RECORD SET >>
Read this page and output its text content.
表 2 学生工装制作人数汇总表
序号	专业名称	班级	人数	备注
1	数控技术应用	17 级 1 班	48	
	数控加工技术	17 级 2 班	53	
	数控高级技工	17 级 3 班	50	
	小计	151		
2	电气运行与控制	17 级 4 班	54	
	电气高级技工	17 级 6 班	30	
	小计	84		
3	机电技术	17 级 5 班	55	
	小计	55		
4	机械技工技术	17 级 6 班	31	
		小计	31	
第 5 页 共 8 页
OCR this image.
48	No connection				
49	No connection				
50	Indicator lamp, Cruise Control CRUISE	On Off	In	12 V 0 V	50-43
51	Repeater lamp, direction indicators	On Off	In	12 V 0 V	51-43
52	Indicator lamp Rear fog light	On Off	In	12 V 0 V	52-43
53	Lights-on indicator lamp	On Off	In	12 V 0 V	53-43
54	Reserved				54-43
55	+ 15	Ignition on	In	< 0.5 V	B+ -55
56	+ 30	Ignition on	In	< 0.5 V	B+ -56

WRITTEN REQUEST >> Write out all the data again, exactly as it appears.

ANSWER >>
Read this page and output its text content.
表 2 学生工装制作人数汇总表
序号	专业名称	班级	人数	备注
1	数控技术应用	17 级 1 班	48	
	数控加工技术	17 级 2 班	53	
	数控高级技工	17 级 3 班	50	
	小计	151		
2	电气运行与控制	17 级 4 班	54	
	电气高级技工	17 级 6 班	30	
	小计	84		
3	机电技术	17 级 5 班	55	
	小计	55		
4	机械技工技术	17 级 6 班	31	
		小计	31	
第 5 页 共 8 页
OCR this image.
48	No connection				
49	No connection				
50	Indicator lamp, Cruise Control CRUISE	On Off	In	12 V 0 V	50-43
51	Repeater lamp, direction indicators	On Off	In	12 V 0 V	51-43
52	Indicator lamp Rear fog light	On Off	In	12 V 0 V	52-43
53	Lights-on indicator lamp	On Off	In	12 V 0 V	53-43
54	Reserved				54-43
55	+ 15	Ignition on	In	< 0.5 V	B+ -55
56	+ 30	Ignition on	In	< 0.5 V	B+ -56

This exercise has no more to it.